» **Set problem**: Each line that holds the string "bien" counts once; say how many such lines there are and add nothing.

» **Input rows**:
start

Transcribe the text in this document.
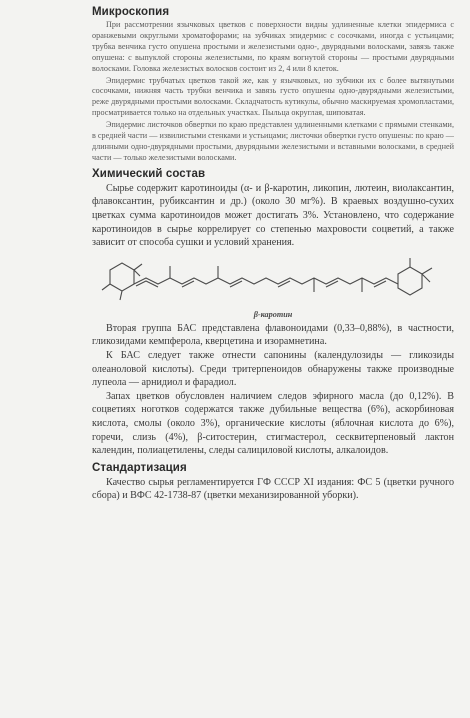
Микроскопия

При рассмотрении язычковых цветков с поверхности видны удлиненные клетки эпидермиса с оранжевыми округлыми хроматофорами; на зубчиках эпидермис с сосочками, иногда с устьицами; трубка венчика густо опушена простыми и железистыми одно-, двурядными волосками, завязь также опушена: с выпуклой стороны железистыми, по краям вогнутой стороны — простыми двурядными волосками. Головка железистых волосков состоит из 2, 4 или 8 клеток.

Эпидермис трубчатых цветков такой же, как у язычковых, но зубчики их с более вытянутыми сосочками, нижняя часть трубки венчика и завязь густо опушены одно-двурядными железистыми, реже двурядными простыми волосками. Складчатость кутикулы, обычно маскируемая хромопластами, просматривается только на отдельных участках. Пыльца округлая, шиповатая.

Эпидермис листочков обвертки по краю представлен удлиненными клетками с прямыми стенками, в средней части — извилистыми стенками и устьицами; листочки обвертки густо опушены: по краю — длинными одно-двурядными простыми, двурядными железистыми и вставными волосками, в средней части — только железистыми волосками.

Химический состав

Сырье содержит каротиноиды (α- и β-каротин, ликопин, лютеин, виолаксантин, флавоксантин, рубиксантин и др.) (около 30 мг%). В краевых воздушно-сухих цветках сумма каротиноидов может достигать 3%. Установлено, что содержание каротиноидов в сырье коррелирует со степенью махровости соцветий, а также зависит от способа сушки и условий хранения.

β-каротин

Вторая группа БАС представлена флавоноидами (0,33–0,88%), в частности, гликозидами кемпферола, кверцетина и изорамнетина.

К БАС следует также отнести сапонины (календулозиды — гликозиды олеаноловой кислоты). Среди тритерпеноидов обнаружены также производные лупеола — арнидиол и фарадиол.

Запах цветков обусловлен наличием следов эфирного масла (до 0,12%). В соцветиях ноготков содержатся также дубильные вещества (6%), аскорбиновая кислота, смолы (около 3%), органические кислоты (яблочная кислота до 6%), горечи, слизь (4%), β-ситостерин, стигмастерол, сесквитерпеновый лактон календин, полиацетилены, следы салициловой кислоты, алкалоидов.

Стандартизация

Качество сырья регламентируется ГФ СССР XI издания: ФС 5 (цветки ручного сбора) и ВФС 42-1738-87 (цветки механизированной уборки).
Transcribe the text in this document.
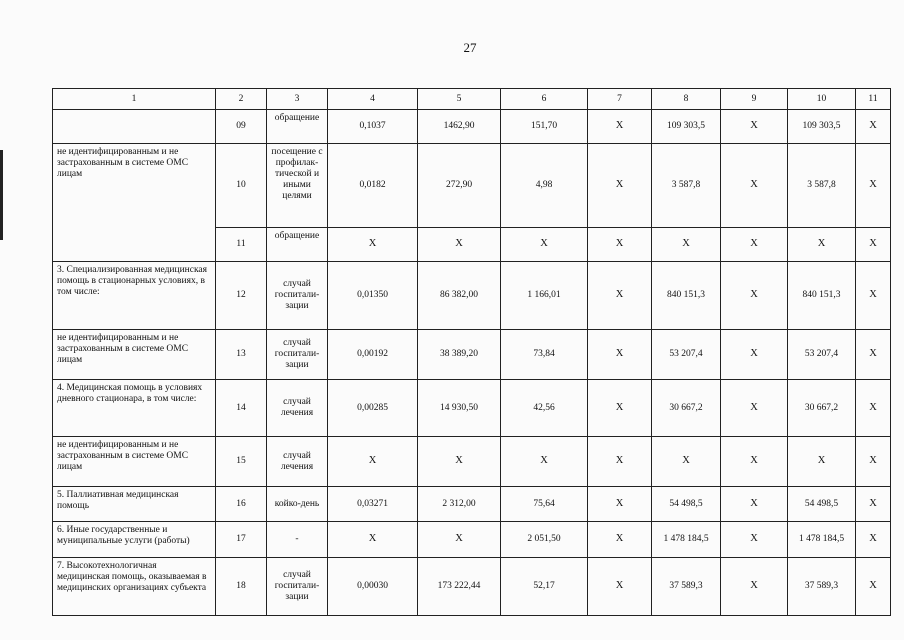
27
1	2	3	4	5	6	7	8	9	10	11
	09	обращение	0,1037	1462,90	151,70	Х	109 303,5	Х	109 303,5	Х
не идентифицированным и не застрахованным в системе ОМС лицам	10	посещение с профилак-тической и иными целями	0,0182	272,90	4,98	Х	3 587,8	Х	3 587,8	Х
	11	обращение	Х	Х	Х	Х	Х	Х	Х	Х
3. Специализированная медицинская помощь в стационарных условиях, в том числе:	12	случай госпитали-зации	0,01350	86 382,00	1 166,01	Х	840 151,3	Х	840 151,3	Х
не идентифицированным и не застрахованным в системе ОМС лицам	13	случай госпитали-зации	0,00192	38 389,20	73,84	Х	53 207,4	Х	53 207,4	Х
4. Медицинская помощь в условиях дневного стационара, в том числе:	14	случай лечения	0,00285	14 930,50	42,56	Х	30 667,2	Х	30 667,2	Х
не идентифицированным и не застрахованным в системе ОМС лицам	15	случай лечения	Х	Х	Х	Х	Х	Х	Х	Х
5. Паллиативная медицинская помощь	16	койко-день	0,03271	2 312,00	75,64	Х	54 498,5	Х	54 498,5	Х
6. Иные государственные и муниципальные услуги (работы)	17	-	Х	Х	2 051,50	Х	1 478 184,5	Х	1 478 184,5	Х
7. Высокотехнологичная медицинская помощь, оказываемая в медицинских организациях субъекта	18	случай госпитали-зации	0,00030	173 222,44	52,17	Х	37 589,3	Х	37 589,3	Х
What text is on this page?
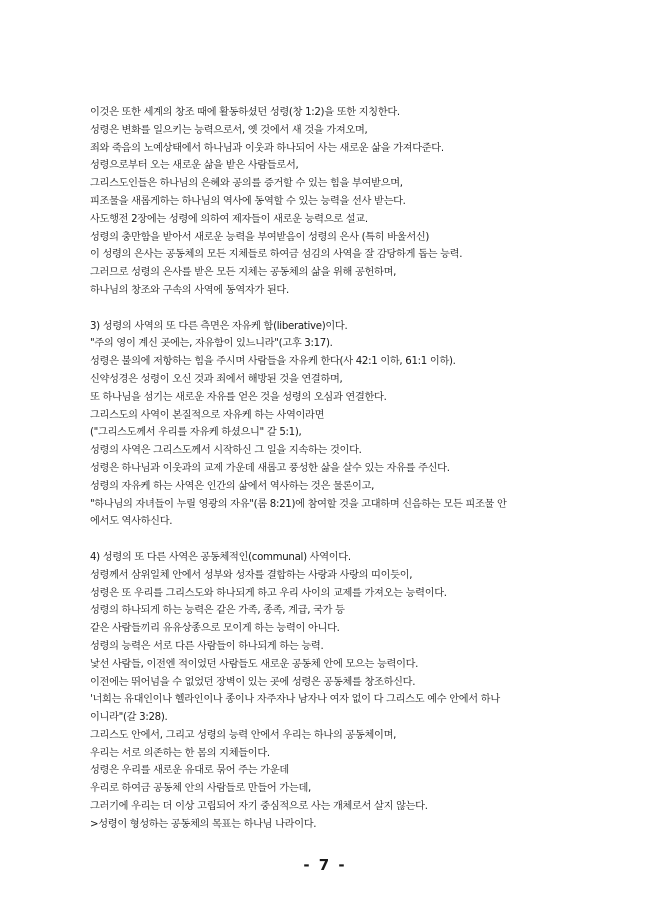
이것은 또한 세계의 창조 때에 활동하셨던 성령(창 1:2)을 또한 지칭한다.
성령은 변화를 일으키는 능력으로서, 옛 것에서 새 것을 가져오며,
죄와 죽음의 노예상태에서 하나님과 이웃과 하나되어 사는 새로운 삶을 가져다준다.
성령으로부터 오는 새로운 삶을 받은 사람들로서,
그리스도인들은 하나님의 은혜와 공의를 증거할 수 있는 힘을 부여받으며,
피조물을 새롭게하는 하나님의 역사에 동역할 수 있는 능력을 선사 받는다.
사도행전 2장에는 성령에 의하여 제자들이 새로운 능력으로 설교.
성령의 충만함을 받아서 새로운 능력을 부여받음이 성령의 은사 (특히 바울서신)
이 성령의 은사는 공동체의 모든 지체들로 하여금 섬김의 사역을 잘 감당하게 돕는 능력.
그러므로 성령의 은사를 받은 모든 지체는 공동체의 삶을 위해 공헌하며,
하나님의 창조와 구속의 사역에 동역자가 된다.
3) 성령의 사역의 또 다른 측면은 자유케 함(liberative)이다.
"주의 영이 계신 곳에는, 자유함이 있느니라"(고후 3:17).
성령은 불의에 저항하는 힘을 주시며 사람들을 자유케 한다(사 42:1 이하, 61:1 이하).
신약성경은 성령이 오신 것과 죄에서 해방된 것을 연결하며,
또 하나님을 섬기는 새로운 자유를 얻은 것을 성령의 오심과 연결한다.
그리스도의 사역이 본질적으로 자유케 하는 사역이라면
("그리스도께서 우리를 자유케 하셨으니" 갈 5:1),
성령의 사역은 그리스도께서 시작하신 그 일을 지속하는 것이다.
성령은 하나님과 이웃과의 교제 가운데 새롭고 풍성한 삶을 살수 있는 자유를 주신다.
성령의 자유케 하는 사역은 인간의 삶에서 역사하는 것은 물론이고,
"하나님의 자녀들이 누릴 영광의 자유"(롬 8:21)에 참여할 것을 고대하며 신음하는 모든 피조물 안
에서도 역사하신다.
4) 성령의 또 다른 사역은 공동체적인(communal) 사역이다.
성령께서 삼위일체 안에서 성부와 성자를 결합하는 사랑과 사랑의 띠이듯이,
성령은 또 우리를 그리스도와 하나되게 하고 우리 사이의 교제를 가져오는 능력이다.
성령의 하나되게 하는 능력은 같은 가족, 종족, 계급, 국가 등
같은 사람들끼리 유유상종으로 모이게 하는 능력이 아니다.
성령의 능력은 서로 다른 사람들이 하나되게 하는 능력.
낯선 사람들, 이전엔 적이었던 사람들도 새로운 공동체 안에 모으는 능력이다.
이전에는 뛰어넘을 수 없었던 장벽이 있는 곳에 성령은 공동체를 창조하신다.
'너희는 유대인이나 헬라인이나 종이나 자주자나 남자나 여자 없이 다 그리스도 예수 안에서 하나
이니라"(갈 3:28).
그리스도 안에서, 그리고 성령의 능력 안에서 우리는 하나의 공동체이며,
우리는 서로 의존하는 한 몸의 지체들이다.
성령은 우리를 새로운 유대로 묶어 주는 가운데
우리로 하여금 공동체 안의 사람들로 만들어 가는데,
그러기에 우리는 더 이상 고립되어 자기 중심적으로 사는 개체로서 살지 않는다.
>성령이 형성하는 공동체의 목표는 하나님 나라이다.
- 7 -
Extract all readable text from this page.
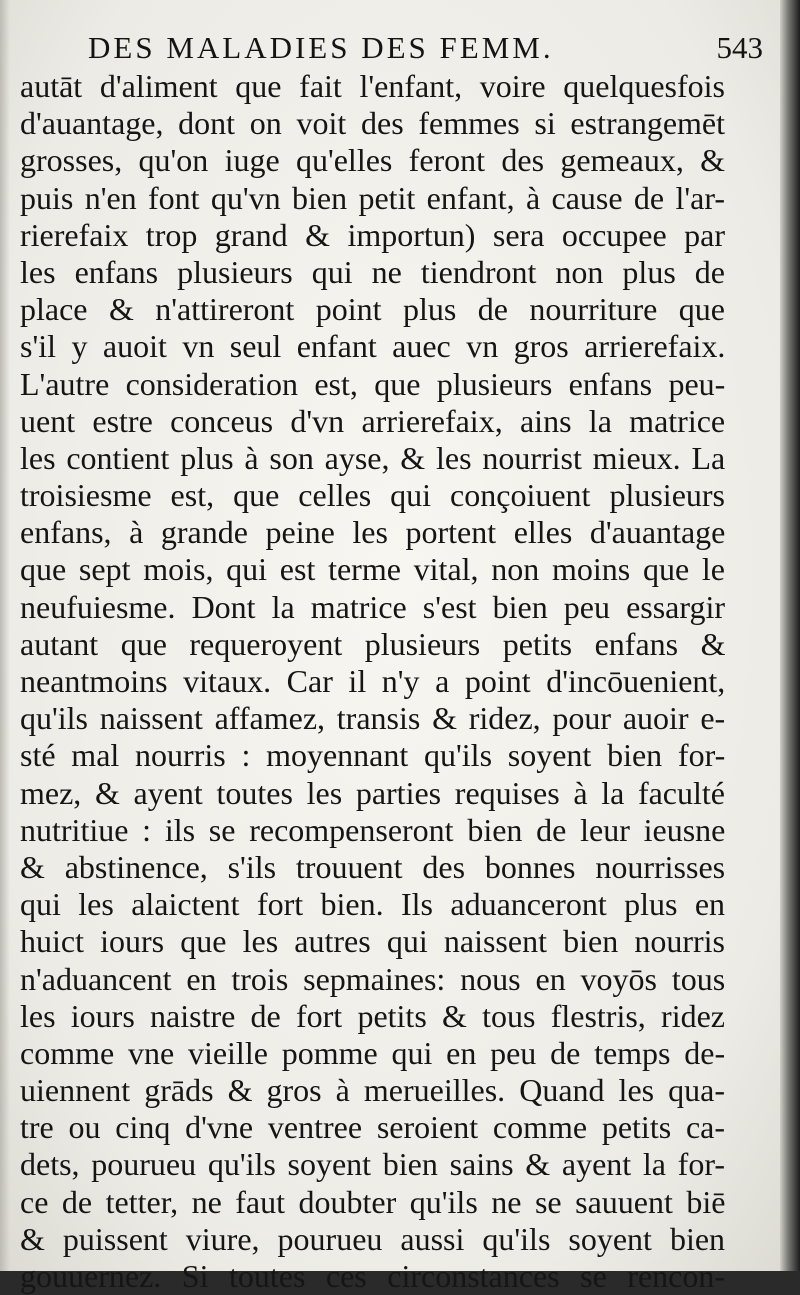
DES MALADIES DES FEMM.	543
autāt d'aliment que fait l'enfant, voire quelquesfois
d'auantage, dont on voit des femmes si estrangemēt
grosses, qu'on iuge qu'elles feront des gemeaux, &
puis n'en font qu'vn bien petit enfant, à cause de l'ar-
rierefaix trop grand & importun) sera occupee par
les enfans plusieurs qui ne tiendront non plus de
place & n'attireront point plus de nourriture que
s'il y auoit vn seul enfant auec vn gros arrierefaix.
L'autre consideration est, que plusieurs enfans peu-
uent estre conceus d'vn arrierefaix, ains la matrice
les contient plus à son ayse, & les nourrist mieux. La
troisiesme est, que celles qui conçoiuent plusieurs
enfans, à grande peine les portent elles d'auantage
que sept mois, qui est terme vital, non moins que le
neufuiesme. Dont la matrice s'est bien peu essargir
autant que requeroyent plusieurs petits enfans &
neantmoins vitaux. Car il n'y a point d'incōuenient,
qu'ils naissent affamez, transis & ridez, pour auoir e-
sté mal nourris : moyennant qu'ils soyent bien for-
mez, & ayent toutes les parties requises à la faculté
nutritiue : ils se recompenseront bien de leur ieusne
& abstinence, s'ils trouuent des bonnes nourrisses
qui les alaictent fort bien. Ils aduanceront plus en
huict iours que les autres qui naissent bien nourris
n'aduancent en trois sepmaines: nous en voyōs tous
les iours naistre de fort petits & tous flestris, ridez
comme vne vieille pomme qui en peu de temps de-
uiennent grāds & gros à merueilles. Quand les qua-
tre ou cinq d'vne ventree seroient comme petits ca-
dets, pourueu qu'ils soyent bien sains & ayent la for-
ce de tetter, ne faut doubter qu'ils ne se sauuent biē
& puissent viure, pourueu aussi qu'ils soyent bien
gouuernez. Si toutes ces circonstances se rencon-
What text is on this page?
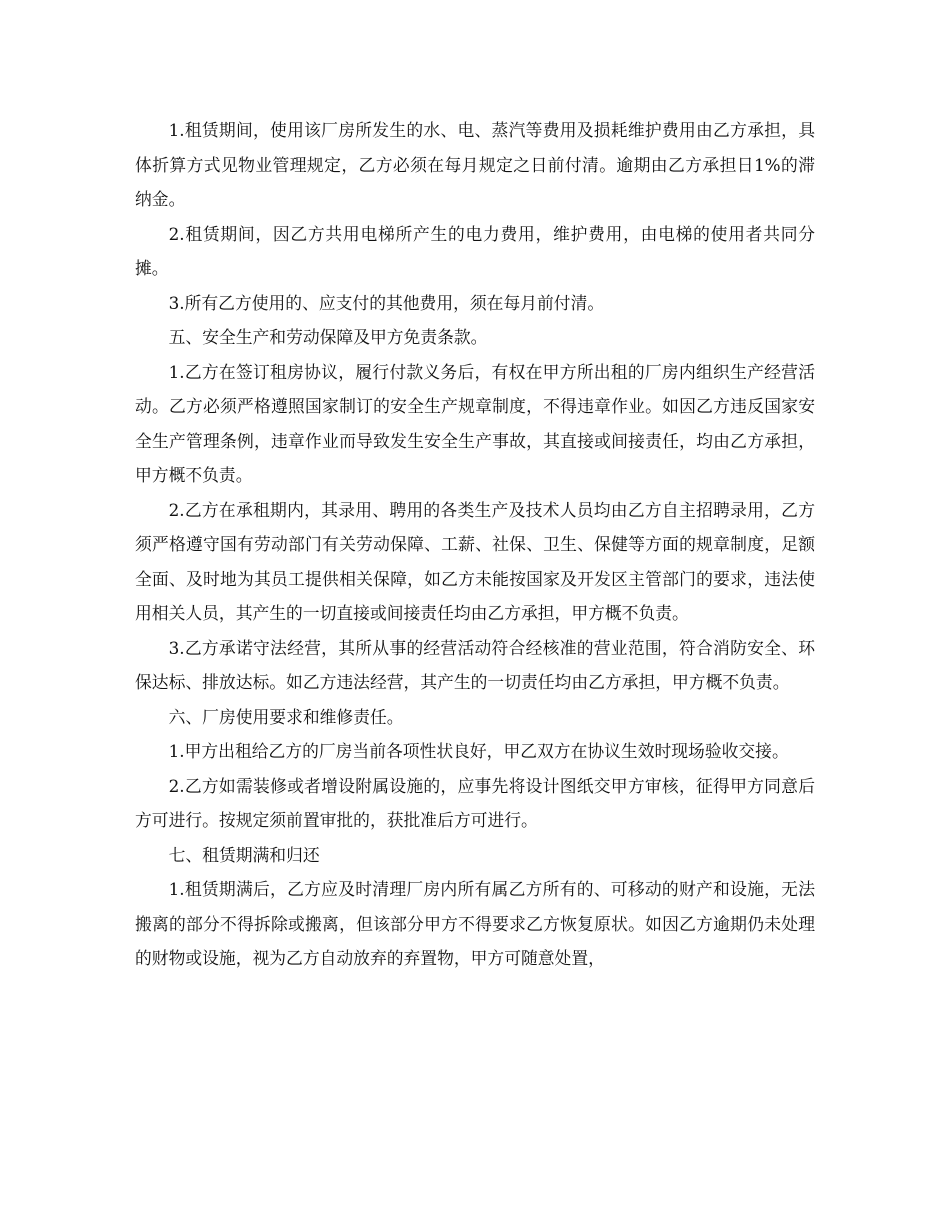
1.租赁期间，使用该厂房所发生的水、电、蒸汽等费用及损耗维护费用由乙方承担，具体折算方式见物业管理规定，乙方必须在每月规定之日前付清。逾期由乙方承担日1%的滞纳金。

2.租赁期间，因乙方共用电梯所产生的电力费用，维护费用，由电梯的使用者共同分摊。

3.所有乙方使用的、应支付的其他费用，须在每月前付清。

五、安全生产和劳动保障及甲方免责条款。

1.乙方在签订租房协议，履行付款义务后，有权在甲方所出租的厂房内组织生产经营活动。乙方必须严格遵照国家制订的安全生产规章制度，不得违章作业。如因乙方违反国家安全生产管理条例，违章作业而导致发生安全生产事故，其直接或间接责任，均由乙方承担，甲方概不负责。

2.乙方在承租期内，其录用、聘用的各类生产及技术人员均由乙方自主招聘录用，乙方须严格遵守国有劳动部门有关劳动保障、工薪、社保、卫生、保健等方面的规章制度，足额全面、及时地为其员工提供相关保障，如乙方未能按国家及开发区主管部门的要求，违法使用相关人员，其产生的一切直接或间接责任均由乙方承担，甲方概不负责。

3.乙方承诺守法经营，其所从事的经营活动符合经核准的营业范围，符合消防安全、环保达标、排放达标。如乙方违法经营，其产生的一切责任均由乙方承担，甲方概不负责。

六、厂房使用要求和维修责任。

1.甲方出租给乙方的厂房当前各项性状良好，甲乙双方在协议生效时现场验收交接。

2.乙方如需装修或者增设附属设施的，应事先将设计图纸交甲方审核，征得甲方同意后方可进行。按规定须前置审批的，获批准后方可进行。

七、租赁期满和归还

1.租赁期满后，乙方应及时清理厂房内所有属乙方所有的、可移动的财产和设施，无法搬离的部分不得拆除或搬离，但该部分甲方不得要求乙方恢复原状。如因乙方逾期仍未处理的财物或设施，视为乙方自动放弃的弃置物，甲方可随意处置，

end

» **Solved exercise**: 8